[The problem]:
In the records below, find each line containing the word "Высшее" and copy it.

☆ ☆ ☆ ☆ ☆

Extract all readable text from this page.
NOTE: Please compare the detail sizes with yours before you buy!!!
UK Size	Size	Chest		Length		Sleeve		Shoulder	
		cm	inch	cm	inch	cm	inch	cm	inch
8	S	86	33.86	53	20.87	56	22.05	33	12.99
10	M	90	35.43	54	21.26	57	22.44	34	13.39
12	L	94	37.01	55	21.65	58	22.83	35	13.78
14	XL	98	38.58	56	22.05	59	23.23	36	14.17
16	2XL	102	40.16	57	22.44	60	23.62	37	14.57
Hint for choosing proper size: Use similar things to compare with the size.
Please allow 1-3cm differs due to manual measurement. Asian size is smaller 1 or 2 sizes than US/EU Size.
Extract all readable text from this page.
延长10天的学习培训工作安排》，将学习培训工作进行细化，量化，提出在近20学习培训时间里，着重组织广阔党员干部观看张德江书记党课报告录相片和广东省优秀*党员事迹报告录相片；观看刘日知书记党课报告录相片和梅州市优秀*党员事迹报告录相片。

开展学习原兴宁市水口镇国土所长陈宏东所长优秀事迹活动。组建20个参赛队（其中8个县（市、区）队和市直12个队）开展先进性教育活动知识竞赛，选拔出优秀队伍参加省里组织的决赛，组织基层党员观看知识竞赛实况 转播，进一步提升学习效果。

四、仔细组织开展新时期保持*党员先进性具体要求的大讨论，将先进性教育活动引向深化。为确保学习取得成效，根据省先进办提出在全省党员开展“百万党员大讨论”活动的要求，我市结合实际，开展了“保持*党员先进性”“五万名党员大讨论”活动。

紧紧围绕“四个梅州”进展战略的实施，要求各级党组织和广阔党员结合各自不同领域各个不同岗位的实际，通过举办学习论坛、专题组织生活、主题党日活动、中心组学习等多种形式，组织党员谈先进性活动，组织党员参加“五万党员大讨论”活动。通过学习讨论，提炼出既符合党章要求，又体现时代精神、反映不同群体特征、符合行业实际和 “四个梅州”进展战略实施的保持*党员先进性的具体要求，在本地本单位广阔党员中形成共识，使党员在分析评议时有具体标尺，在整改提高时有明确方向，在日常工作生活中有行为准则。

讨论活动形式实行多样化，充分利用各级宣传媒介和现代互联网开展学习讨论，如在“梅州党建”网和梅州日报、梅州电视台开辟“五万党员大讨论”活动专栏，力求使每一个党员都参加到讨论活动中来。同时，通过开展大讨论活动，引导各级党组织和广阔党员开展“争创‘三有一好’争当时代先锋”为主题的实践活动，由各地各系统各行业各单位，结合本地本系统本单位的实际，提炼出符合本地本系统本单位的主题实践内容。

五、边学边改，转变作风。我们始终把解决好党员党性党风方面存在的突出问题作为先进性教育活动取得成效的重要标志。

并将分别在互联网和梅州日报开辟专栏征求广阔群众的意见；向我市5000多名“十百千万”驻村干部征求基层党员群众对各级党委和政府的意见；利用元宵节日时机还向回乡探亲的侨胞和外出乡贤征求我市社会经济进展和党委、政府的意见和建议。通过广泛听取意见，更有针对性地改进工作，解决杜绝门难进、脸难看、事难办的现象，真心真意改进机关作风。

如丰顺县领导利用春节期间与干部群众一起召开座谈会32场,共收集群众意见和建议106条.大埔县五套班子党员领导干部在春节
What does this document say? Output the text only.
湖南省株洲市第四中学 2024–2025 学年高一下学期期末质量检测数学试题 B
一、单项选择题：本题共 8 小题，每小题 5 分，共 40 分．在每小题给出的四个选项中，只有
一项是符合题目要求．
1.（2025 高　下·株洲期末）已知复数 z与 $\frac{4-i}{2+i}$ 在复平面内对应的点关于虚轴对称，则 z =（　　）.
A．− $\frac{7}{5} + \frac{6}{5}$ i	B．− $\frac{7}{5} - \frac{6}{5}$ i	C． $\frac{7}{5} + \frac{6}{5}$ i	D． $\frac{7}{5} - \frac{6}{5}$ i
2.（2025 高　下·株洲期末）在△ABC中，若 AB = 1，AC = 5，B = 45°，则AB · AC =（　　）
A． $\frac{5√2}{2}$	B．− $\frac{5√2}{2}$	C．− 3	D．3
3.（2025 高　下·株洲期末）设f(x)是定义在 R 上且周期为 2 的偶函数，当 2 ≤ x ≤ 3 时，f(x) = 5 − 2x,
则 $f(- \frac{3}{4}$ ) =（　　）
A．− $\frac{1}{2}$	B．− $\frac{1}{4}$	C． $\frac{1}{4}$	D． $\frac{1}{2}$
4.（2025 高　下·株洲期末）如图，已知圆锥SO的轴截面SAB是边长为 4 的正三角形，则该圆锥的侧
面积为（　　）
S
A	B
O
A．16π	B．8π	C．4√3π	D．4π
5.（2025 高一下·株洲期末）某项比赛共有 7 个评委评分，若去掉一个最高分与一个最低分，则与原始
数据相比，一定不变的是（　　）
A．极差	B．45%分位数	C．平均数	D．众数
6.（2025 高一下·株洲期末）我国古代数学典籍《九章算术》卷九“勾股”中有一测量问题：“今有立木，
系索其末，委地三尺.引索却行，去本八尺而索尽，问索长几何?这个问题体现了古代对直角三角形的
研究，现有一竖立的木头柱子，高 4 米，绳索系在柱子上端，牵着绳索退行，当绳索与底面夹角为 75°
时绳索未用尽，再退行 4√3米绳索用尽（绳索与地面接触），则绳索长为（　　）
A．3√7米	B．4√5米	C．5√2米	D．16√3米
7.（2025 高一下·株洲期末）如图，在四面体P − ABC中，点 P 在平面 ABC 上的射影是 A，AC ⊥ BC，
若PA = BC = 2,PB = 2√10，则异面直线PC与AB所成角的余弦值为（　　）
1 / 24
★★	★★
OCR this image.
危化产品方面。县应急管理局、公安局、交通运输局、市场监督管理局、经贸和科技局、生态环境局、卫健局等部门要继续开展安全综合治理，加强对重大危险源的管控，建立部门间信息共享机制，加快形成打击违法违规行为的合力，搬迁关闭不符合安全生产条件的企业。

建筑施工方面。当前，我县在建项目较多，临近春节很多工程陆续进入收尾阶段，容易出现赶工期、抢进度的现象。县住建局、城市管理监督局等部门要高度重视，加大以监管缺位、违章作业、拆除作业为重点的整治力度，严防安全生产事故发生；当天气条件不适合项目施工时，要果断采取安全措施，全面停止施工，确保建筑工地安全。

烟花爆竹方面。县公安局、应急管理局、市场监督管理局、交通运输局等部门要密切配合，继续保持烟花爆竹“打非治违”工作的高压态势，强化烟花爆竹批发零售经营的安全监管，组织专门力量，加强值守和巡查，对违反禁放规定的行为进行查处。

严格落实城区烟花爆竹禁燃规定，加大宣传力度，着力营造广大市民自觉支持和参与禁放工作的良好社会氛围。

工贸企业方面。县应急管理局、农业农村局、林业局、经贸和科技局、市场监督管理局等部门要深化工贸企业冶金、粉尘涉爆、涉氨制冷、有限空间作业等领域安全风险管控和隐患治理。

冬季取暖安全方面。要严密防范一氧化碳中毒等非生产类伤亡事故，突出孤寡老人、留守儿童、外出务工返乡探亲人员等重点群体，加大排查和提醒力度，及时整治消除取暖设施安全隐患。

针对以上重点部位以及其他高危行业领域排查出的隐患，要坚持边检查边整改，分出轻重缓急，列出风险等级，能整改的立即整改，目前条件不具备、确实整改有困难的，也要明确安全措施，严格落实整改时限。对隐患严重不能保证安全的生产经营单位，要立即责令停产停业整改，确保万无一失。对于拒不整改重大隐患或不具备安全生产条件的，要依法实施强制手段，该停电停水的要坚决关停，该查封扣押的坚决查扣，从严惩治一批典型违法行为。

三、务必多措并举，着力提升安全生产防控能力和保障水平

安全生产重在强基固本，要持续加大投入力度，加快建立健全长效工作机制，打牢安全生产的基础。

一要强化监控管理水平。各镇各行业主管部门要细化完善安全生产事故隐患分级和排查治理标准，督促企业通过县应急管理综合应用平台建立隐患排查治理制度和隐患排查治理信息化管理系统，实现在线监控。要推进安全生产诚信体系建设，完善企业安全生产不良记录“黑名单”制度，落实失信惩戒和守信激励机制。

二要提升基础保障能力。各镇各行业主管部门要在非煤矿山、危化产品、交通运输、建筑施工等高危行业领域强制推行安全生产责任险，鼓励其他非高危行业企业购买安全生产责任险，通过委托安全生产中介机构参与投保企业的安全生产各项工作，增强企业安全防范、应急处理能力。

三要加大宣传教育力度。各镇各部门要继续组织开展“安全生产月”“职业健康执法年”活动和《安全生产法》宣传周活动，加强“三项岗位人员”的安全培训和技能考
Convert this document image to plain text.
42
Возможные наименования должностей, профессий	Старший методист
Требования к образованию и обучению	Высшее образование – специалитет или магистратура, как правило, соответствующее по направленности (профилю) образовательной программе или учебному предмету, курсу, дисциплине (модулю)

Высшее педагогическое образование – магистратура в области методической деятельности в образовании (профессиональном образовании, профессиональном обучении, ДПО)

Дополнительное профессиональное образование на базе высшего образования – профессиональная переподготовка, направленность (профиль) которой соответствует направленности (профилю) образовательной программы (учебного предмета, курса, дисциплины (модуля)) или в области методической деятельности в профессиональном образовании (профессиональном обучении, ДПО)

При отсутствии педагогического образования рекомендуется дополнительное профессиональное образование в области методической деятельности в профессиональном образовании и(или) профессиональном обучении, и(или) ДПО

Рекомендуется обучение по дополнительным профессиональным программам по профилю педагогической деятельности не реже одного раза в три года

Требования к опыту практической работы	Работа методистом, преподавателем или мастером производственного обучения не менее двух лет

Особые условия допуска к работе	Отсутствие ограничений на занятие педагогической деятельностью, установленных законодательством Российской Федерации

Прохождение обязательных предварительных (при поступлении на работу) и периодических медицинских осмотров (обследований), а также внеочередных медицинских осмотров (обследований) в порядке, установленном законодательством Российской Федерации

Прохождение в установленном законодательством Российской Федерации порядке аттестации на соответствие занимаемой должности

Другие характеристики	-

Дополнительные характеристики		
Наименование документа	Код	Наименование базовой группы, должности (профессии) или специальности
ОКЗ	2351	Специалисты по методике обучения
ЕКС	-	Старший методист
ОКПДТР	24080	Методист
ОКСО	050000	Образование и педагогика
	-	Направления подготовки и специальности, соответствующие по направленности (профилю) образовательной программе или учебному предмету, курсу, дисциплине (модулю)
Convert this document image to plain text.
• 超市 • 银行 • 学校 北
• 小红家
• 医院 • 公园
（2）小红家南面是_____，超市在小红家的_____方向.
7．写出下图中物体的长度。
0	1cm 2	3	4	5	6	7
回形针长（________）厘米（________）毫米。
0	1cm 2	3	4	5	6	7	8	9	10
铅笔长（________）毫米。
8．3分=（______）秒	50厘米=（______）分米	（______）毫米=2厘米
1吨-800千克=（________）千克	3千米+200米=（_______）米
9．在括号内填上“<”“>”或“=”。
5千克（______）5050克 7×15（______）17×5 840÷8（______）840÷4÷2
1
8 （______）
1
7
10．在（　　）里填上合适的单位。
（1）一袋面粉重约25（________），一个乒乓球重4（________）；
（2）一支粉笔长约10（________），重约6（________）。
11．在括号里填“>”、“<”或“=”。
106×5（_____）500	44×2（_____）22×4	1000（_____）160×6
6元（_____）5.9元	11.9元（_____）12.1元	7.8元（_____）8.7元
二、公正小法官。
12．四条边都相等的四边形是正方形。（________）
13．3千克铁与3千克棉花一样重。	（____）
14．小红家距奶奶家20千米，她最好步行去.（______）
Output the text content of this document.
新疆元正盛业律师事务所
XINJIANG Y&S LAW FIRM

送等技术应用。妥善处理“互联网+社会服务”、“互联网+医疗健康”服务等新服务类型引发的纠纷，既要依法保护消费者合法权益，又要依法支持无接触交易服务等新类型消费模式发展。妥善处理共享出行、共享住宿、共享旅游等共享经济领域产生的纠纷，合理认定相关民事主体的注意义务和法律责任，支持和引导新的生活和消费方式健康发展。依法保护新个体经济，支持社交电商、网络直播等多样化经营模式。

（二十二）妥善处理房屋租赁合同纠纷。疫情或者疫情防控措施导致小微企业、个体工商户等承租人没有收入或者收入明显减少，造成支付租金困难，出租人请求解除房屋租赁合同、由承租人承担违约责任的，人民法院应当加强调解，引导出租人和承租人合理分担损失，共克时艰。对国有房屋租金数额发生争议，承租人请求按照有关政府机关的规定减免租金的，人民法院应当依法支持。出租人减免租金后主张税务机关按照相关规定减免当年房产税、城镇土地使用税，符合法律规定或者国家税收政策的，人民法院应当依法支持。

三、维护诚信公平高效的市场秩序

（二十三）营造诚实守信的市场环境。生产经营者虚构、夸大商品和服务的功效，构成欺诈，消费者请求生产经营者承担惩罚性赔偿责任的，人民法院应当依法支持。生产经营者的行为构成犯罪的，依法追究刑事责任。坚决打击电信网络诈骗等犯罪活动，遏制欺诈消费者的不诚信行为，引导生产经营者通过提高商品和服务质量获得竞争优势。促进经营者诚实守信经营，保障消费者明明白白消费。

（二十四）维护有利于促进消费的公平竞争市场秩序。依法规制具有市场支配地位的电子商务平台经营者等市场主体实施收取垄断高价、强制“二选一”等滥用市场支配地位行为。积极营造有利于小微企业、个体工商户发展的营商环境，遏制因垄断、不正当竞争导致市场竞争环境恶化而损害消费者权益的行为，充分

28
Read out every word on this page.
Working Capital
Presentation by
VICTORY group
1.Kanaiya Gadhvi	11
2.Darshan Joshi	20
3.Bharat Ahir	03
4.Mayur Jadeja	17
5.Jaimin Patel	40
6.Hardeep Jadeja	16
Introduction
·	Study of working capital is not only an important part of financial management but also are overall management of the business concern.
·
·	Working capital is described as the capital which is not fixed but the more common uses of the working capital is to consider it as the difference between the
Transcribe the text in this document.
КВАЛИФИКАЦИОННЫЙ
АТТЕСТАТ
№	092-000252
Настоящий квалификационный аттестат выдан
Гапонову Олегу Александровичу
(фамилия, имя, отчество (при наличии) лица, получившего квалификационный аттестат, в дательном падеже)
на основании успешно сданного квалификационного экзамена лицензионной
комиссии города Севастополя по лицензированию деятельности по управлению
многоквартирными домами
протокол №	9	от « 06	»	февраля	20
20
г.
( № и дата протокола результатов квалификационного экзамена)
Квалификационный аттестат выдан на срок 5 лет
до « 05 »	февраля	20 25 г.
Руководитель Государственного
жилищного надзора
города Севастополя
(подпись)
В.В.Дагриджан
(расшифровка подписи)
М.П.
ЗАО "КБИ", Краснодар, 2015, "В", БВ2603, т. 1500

☆ ☆ ☆ ☆ ☆

[Response to the exercise]:
Требования к образованию и обучению	Высшее образование – специалитет или магистратура, как правило, соответствующее по направленности (профилю) образовательной программе или учебному предмету, курсу, дисциплине (модулю)
Высшее педагогическое образование – магистратура в области методической деятельности в образовании (профессиональном образовании, профессиональном обучении, ДПО)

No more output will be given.